WHAT YOU SHOULD DO => Your task is to print all of the data word for word.

☆ ☆ ☆ ☆

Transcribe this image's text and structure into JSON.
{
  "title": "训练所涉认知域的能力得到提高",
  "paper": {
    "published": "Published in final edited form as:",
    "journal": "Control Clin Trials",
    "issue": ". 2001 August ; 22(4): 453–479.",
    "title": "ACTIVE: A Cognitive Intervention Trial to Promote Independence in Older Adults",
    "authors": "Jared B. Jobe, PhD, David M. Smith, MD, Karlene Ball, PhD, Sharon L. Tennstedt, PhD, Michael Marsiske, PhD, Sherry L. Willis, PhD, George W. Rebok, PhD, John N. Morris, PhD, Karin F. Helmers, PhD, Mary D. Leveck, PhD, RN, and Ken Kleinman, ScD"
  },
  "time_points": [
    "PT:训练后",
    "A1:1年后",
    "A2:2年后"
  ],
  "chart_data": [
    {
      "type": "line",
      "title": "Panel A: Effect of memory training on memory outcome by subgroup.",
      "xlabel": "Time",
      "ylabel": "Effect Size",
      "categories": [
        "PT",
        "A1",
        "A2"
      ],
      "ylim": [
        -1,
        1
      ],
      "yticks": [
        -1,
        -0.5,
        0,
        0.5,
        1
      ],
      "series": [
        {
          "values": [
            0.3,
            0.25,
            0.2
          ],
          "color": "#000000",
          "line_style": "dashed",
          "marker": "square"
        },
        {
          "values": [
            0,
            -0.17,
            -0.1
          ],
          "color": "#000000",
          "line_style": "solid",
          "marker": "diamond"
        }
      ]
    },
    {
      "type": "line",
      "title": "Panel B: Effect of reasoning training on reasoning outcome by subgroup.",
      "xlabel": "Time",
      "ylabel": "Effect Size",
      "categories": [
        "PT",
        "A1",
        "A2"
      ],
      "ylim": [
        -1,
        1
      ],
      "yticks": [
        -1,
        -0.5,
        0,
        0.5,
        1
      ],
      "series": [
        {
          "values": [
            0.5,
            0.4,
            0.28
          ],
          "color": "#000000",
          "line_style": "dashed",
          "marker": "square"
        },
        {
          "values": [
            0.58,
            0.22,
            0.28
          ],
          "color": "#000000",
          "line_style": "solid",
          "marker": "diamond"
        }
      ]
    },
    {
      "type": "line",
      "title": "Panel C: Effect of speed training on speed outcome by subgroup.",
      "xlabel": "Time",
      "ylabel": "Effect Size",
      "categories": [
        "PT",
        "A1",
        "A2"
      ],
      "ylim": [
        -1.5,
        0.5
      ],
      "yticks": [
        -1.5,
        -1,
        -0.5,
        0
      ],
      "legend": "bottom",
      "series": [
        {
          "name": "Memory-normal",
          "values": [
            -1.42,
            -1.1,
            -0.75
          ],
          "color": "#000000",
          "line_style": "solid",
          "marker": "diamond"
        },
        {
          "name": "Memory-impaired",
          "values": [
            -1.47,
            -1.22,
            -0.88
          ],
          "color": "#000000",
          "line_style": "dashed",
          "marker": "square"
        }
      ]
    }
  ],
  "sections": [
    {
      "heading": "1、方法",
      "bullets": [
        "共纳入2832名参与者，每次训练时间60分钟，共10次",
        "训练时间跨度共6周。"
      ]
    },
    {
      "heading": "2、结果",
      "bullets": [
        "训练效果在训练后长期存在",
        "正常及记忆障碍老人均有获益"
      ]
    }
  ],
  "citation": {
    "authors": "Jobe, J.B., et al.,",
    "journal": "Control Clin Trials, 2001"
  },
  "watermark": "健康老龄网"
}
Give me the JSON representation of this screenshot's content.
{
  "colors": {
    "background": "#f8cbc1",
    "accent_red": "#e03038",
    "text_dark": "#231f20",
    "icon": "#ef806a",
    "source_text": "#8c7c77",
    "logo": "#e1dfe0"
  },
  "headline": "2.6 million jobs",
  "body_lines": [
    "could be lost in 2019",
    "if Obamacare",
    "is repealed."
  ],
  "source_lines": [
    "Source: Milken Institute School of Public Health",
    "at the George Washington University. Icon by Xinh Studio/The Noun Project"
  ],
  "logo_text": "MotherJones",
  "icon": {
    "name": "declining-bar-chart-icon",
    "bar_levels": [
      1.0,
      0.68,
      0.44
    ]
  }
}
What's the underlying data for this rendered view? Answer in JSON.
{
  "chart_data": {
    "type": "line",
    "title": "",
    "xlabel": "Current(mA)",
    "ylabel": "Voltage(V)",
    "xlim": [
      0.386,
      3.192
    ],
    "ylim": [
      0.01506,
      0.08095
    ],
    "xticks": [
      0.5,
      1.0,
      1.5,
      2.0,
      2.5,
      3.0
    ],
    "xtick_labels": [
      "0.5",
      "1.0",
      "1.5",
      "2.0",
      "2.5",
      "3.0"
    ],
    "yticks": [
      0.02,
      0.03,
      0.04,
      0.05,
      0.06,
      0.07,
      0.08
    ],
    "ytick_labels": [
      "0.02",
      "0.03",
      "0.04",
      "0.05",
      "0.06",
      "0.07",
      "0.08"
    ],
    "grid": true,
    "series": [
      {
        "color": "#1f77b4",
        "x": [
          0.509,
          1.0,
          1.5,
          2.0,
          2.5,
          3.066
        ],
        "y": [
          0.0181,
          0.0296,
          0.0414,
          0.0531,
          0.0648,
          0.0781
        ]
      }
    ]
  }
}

☆ ☆ ☆ ☆

SOLUTION FOR THIS TASK =>
Transcribe this image's text and structure into JSON.
{
  "title": "训练所涉认知域的能力得到提高",
  "paper": {
    "published": "Published in final edited form as:",
    "journal": "Control Clin Trials",
    "issue": ". 2001 August ; 22(4): 453–479.",
    "title": "ACTIVE: A Cognitive Intervention Trial to Promote Independence in Older Adults",
    "authors": "Jared B. Jobe, PhD, David M. Smith, MD, Karlene Ball, PhD, Sharon L. Tennstedt, PhD, Michael Marsiske, PhD, Sherry L. Willis, PhD, George W. Rebok, PhD, John N. Morris, PhD, Karin F. Helmers, PhD, Mary D. Leveck, PhD, RN, and Ken Kleinman, ScD"
  },
  "time_points": [
    "PT:训练后",
    "A1:1年后",
    "A2:2年后"
  ],
  "chart_data": [
    {
      "type": "line",
      "title": "Panel A: Effect of memory training on memory outcome by subgroup.",
      "xlabel": "Time",
      "ylabel": "Effect Size",
      "categories": [
        "PT",
        "A1",
        "A2"
      ],
      "ylim": [
        -1,
        1
      ],
      "yticks": [
        -1,
        -0.5,
        0,
        0.5,
        1
      ],
      "series": [
        {
          "values": [
            0.3,
            0.25,
            0.2
          ],
          "color": "#000000",
          "line_style": "dashed",
          "marker": "square"
        },
        {
          "values": [
            0,
            -0.17,
            -0.1
          ],
          "color": "#000000",
          "line_style": "solid",
          "marker": "diamond"
        }
      ]
    },
    {
      "type": "line",
      "title": "Panel B: Effect of reasoning training on reasoning outcome by subgroup.",
      "xlabel": "Time",
      "ylabel": "Effect Size",
      "categories": [
        "PT",
        "A1",
        "A2"
      ],
      "ylim": [
        -1,
        1
      ],
      "yticks": [
        -1,
        -0.5,
        0,
        0.5,
        1
      ],
      "series": [
        {
          "values": [
            0.5,
            0.4,
            0.28
          ],
          "color": "#000000",
          "line_style": "dashed",
          "marker": "square"
        },
        {
          "values": [
            0.58,
            0.22,
            0.28
          ],
          "color": "#000000",
          "line_style": "solid",
          "marker": "diamond"
        }
      ]
    },
    {
      "type": "line",
      "title": "Panel C: Effect of speed training on speed outcome by subgroup.",
      "xlabel": "Time",
      "ylabel": "Effect Size",
      "categories": [
        "PT",
        "A1",
        "A2"
      ],
      "ylim": [
        -1.5,
        0.5
      ],
      "yticks": [
        -1.5,
        -1,
        -0.5,
        0
      ],
      "legend": "bottom",
      "series": [
        {
          "name": "Memory-normal",
          "values": [
            -1.42,
            -1.1,
            -0.75
          ],
          "color": "#000000",
          "line_style": "solid",
          "marker": "diamond"
        },
        {
          "name": "Memory-impaired",
          "values": [
            -1.47,
            -1.22,
            -0.88
          ],
          "color": "#000000",
          "line_style": "dashed",
          "marker": "square"
        }
      ]
    }
  ],
  "sections": [
    {
      "heading": "1、方法",
      "bullets": [
        "共纳入2832名参与者，每次训练时间60分钟，共10次",
        "训练时间跨度共6周。"
      ]
    },
    {
      "heading": "2、结果",
      "bullets": [
        "训练效果在训练后长期存在",
        "正常及记忆障碍老人均有获益"
      ]
    }
  ],
  "citation": {
    "authors": "Jobe, J.B., et al.,",
    "journal": "Control Clin Trials, 2001"
  },
  "watermark": "健康老龄网"
}
Give me the JSON representation of this screenshot's content.
{
  "colors": {
    "background": "#f8cbc1",
    "accent_red": "#e03038",
    "text_dark": "#231f20",
    "icon": "#ef806a",
    "source_text": "#8c7c77",
    "logo": "#e1dfe0"
  },
  "headline": "2.6 million jobs",
  "body_lines": [
    "could be lost in 2019",
    "if Obamacare",
    "is repealed."
  ],
  "source_lines": [
    "Source: Milken Institute School of Public Health",
    "at the George Washington University. Icon by Xinh Studio/The Noun Project"
  ],
  "logo_text": "MotherJones",
  "icon": {
    "name": "declining-bar-chart-icon",
    "bar_levels": [
      1.0,
      0.68,
      0.44
    ]
  }
}
What's the underlying data for this rendered view? Answer in JSON.
{
  "chart_data": {
    "type": "line",
    "title": "",
    "xlabel": "Current(mA)",
    "ylabel": "Voltage(V)",
    "xlim": [
      0.386,
      3.192
    ],
    "ylim": [
      0.01506,
      0.08095
    ],
    "xticks": [
      0.5,
      1.0,
      1.5,
      2.0,
      2.5,
      3.0
    ],
    "xtick_labels": [
      "0.5",
      "1.0",
      "1.5",
      "2.0",
      "2.5",
      "3.0"
    ],
    "yticks": [
      0.02,
      0.03,
      0.04,
      0.05,
      0.06,
      0.07,
      0.08
    ],
    "ytick_labels": [
      "0.02",
      "0.03",
      "0.04",
      "0.05",
      "0.06",
      "0.07",
      "0.08"
    ],
    "grid": true,
    "series": [
      {
        "color": "#1f77b4",
        "x": [
          0.509,
          1.0,
          1.5,
          2.0,
          2.5,
          3.066
        ],
        "y": [
          0.0181,
          0.0296,
          0.0414,
          0.0531,
          0.0648,
          0.0781
        ]
      }
    ]
  }
}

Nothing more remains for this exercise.